> [Given data]
——————————

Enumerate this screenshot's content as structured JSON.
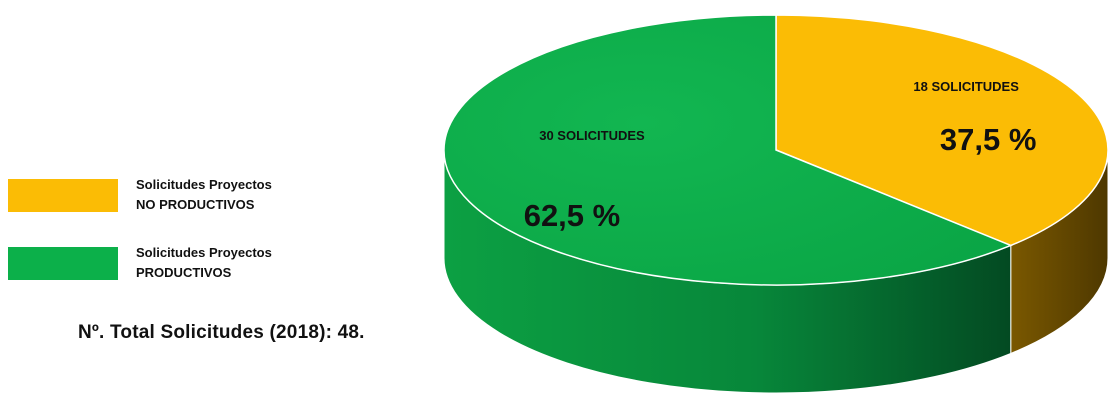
{
  "colors": {
    "no_productivos": "#FBBC05",
    "productivos": "#0CB04A"
  },
  "legend": {
    "items": [
      {
        "line1": "Solicitudes Proyectos",
        "line2": "NO PRODUCTIVOS"
      },
      {
        "line1": "Solicitudes Proyectos",
        "line2": "PRODUCTIVOS"
      }
    ]
  },
  "total_text": "Nº. Total Solicitudes  (2018):  48.",
  "chart_data": {
    "type": "pie",
    "total": 48,
    "slices": [
      {
        "category": "Solicitudes Proyectos NO PRODUCTIVOS",
        "value": 18,
        "count_label": "18  SOLICITUDES",
        "percent_label": "37,5 %",
        "color": "#FBBC05"
      },
      {
        "category": "Solicitudes Proyectos PRODUCTIVOS",
        "value": 30,
        "count_label": "30  SOLICITUDES",
        "percent_label": "62,5 %",
        "color": "#0CB04A"
      }
    ],
    "legend_position": "left"
  }
}
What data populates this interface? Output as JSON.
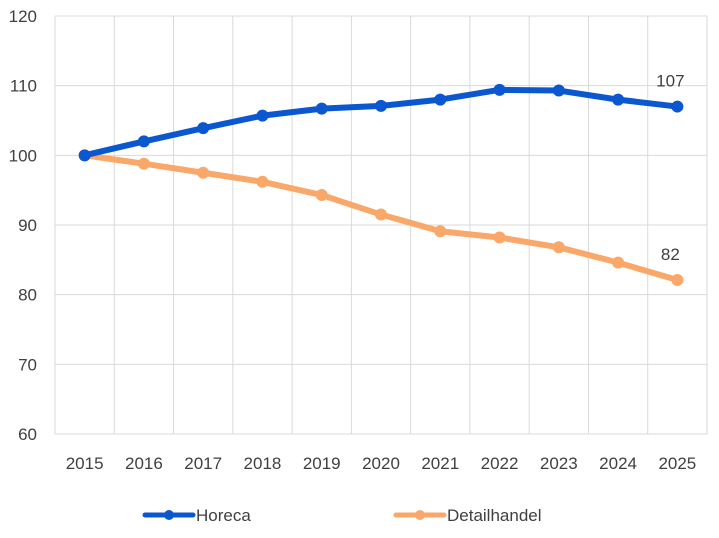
{
  "chart_data": {
    "type": "line",
    "title": "",
    "xlabel": "",
    "ylabel": "",
    "x": [
      2015,
      2016,
      2017,
      2018,
      2019,
      2020,
      2021,
      2022,
      2023,
      2024,
      2025
    ],
    "ylim": [
      60,
      120
    ],
    "yticks": [
      60,
      70,
      80,
      90,
      100,
      110,
      120
    ],
    "grid": true,
    "legend": "bottom",
    "series": [
      {
        "name": "Horeca",
        "color": "#0b57d0",
        "values": [
          100,
          102,
          103.9,
          105.7,
          106.7,
          107.1,
          108,
          109.4,
          109.3,
          108,
          107
        ],
        "end_label": "107"
      },
      {
        "name": "Detailhandel",
        "color": "#f9a86a",
        "values": [
          100,
          98.8,
          97.5,
          96.2,
          94.3,
          91.5,
          89.1,
          88.2,
          86.8,
          84.6,
          82.1
        ],
        "end_label": "82"
      }
    ]
  }
}
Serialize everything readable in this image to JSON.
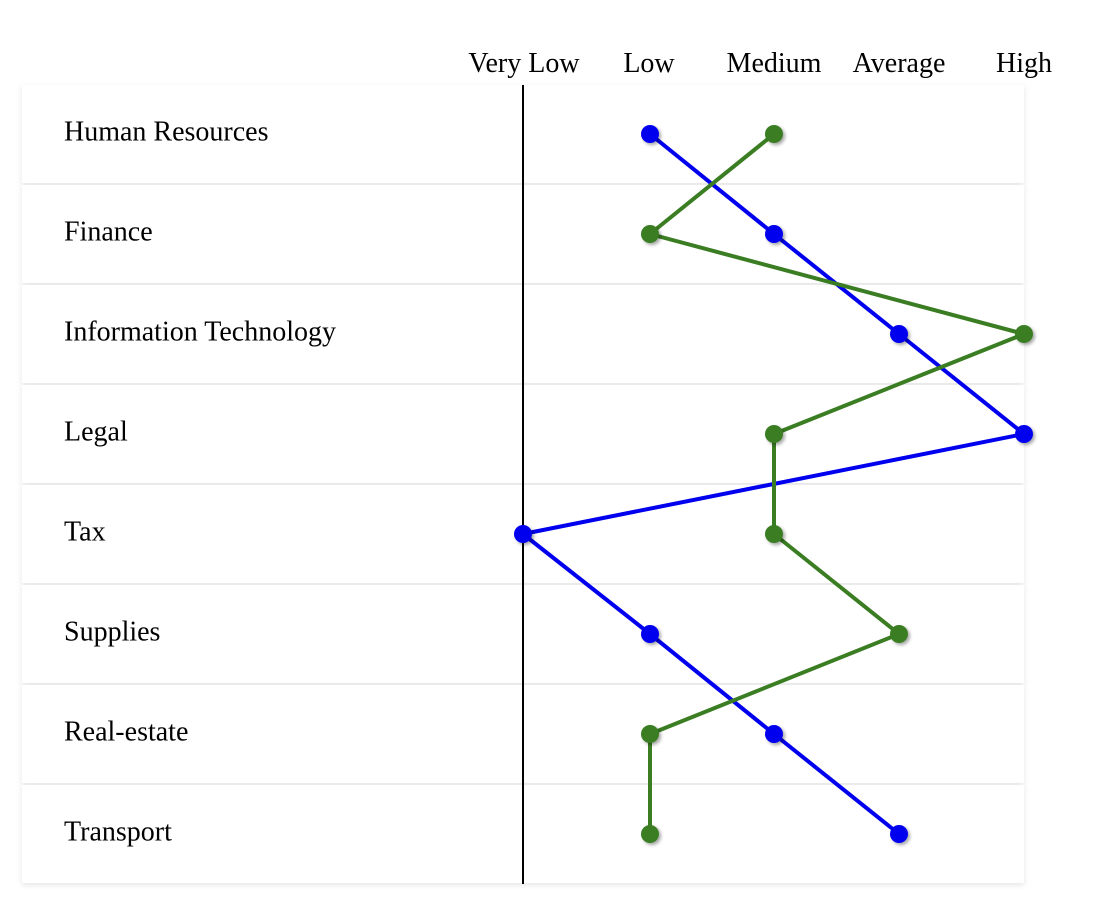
{
  "chart_data": {
    "type": "line",
    "levels": [
      "Very Low",
      "Low",
      "Medium",
      "Average",
      "High"
    ],
    "categories": [
      "Human Resources",
      "Finance",
      "Information Technology",
      "Legal",
      "Tax",
      "Supplies",
      "Real-estate",
      "Transport"
    ],
    "series": [
      {
        "values": [
          "Low",
          "Medium",
          "Average",
          "High",
          "Very Low",
          "Low",
          "Medium",
          "Average"
        ],
        "color": "#0000ee"
      },
      {
        "values": [
          "Medium",
          "Low",
          "High",
          "Medium",
          "Medium",
          "Average",
          "Low",
          "Low"
        ],
        "color": "#3a7d22"
      }
    ],
    "legend": "none"
  }
}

——————————

> [Stated exercise] Go through the listing above and quote it exactly, apart from its images.

> [Exercise result]
Enumerate this screenshot's content as structured JSON.
{
  "colors": {
    "no_productivos": "#FBBC05",
    "productivos": "#0CB04A"
  },
  "legend": {
    "items": [
      {
        "line1": "Solicitudes Proyectos",
        "line2": "NO PRODUCTIVOS"
      },
      {
        "line1": "Solicitudes Proyectos",
        "line2": "PRODUCTIVOS"
      }
    ]
  },
  "total_text": "Nº. Total Solicitudes  (2018):  48.",
  "chart_data": {
    "type": "pie",
    "total": 48,
    "slices": [
      {
        "category": "Solicitudes Proyectos NO PRODUCTIVOS",
        "value": 18,
        "count_label": "18  SOLICITUDES",
        "percent_label": "37,5 %",
        "color": "#FBBC05"
      },
      {
        "category": "Solicitudes Proyectos PRODUCTIVOS",
        "value": 30,
        "count_label": "30  SOLICITUDES",
        "percent_label": "62,5 %",
        "color": "#0CB04A"
      }
    ],
    "legend_position": "left"
  }
}
What data populates this interface? Output as JSON.
{
  "chart_data": {
    "type": "line",
    "title": "",
    "xlabel": "",
    "ylabel": "",
    "x": [
      2015,
      2016,
      2017,
      2018,
      2019,
      2020,
      2021,
      2022,
      2023,
      2024,
      2025
    ],
    "ylim": [
      60,
      120
    ],
    "yticks": [
      60,
      70,
      80,
      90,
      100,
      110,
      120
    ],
    "grid": true,
    "legend": "bottom",
    "series": [
      {
        "name": "Horeca",
        "color": "#0b57d0",
        "values": [
          100,
          102,
          103.9,
          105.7,
          106.7,
          107.1,
          108,
          109.4,
          109.3,
          108,
          107
        ],
        "end_label": "107"
      },
      {
        "name": "Detailhandel",
        "color": "#f9a86a",
        "values": [
          100,
          98.8,
          97.5,
          96.2,
          94.3,
          91.5,
          89.1,
          88.2,
          86.8,
          84.6,
          82.1
        ],
        "end_label": "82"
      }
    ]
  }
}
Serialize everything readable in this image to JSON.
{
  "chart_data": {
    "type": "line",
    "levels": [
      "Very Low",
      "Low",
      "Medium",
      "Average",
      "High"
    ],
    "categories": [
      "Human Resources",
      "Finance",
      "Information Technology",
      "Legal",
      "Tax",
      "Supplies",
      "Real-estate",
      "Transport"
    ],
    "series": [
      {
        "values": [
          "Low",
          "Medium",
          "Average",
          "High",
          "Very Low",
          "Low",
          "Medium",
          "Average"
        ],
        "color": "#0000ee"
      },
      {
        "values": [
          "Medium",
          "Low",
          "High",
          "Medium",
          "Medium",
          "Average",
          "Low",
          "Low"
        ],
        "color": "#3a7d22"
      }
    ],
    "legend": "none"
  }
}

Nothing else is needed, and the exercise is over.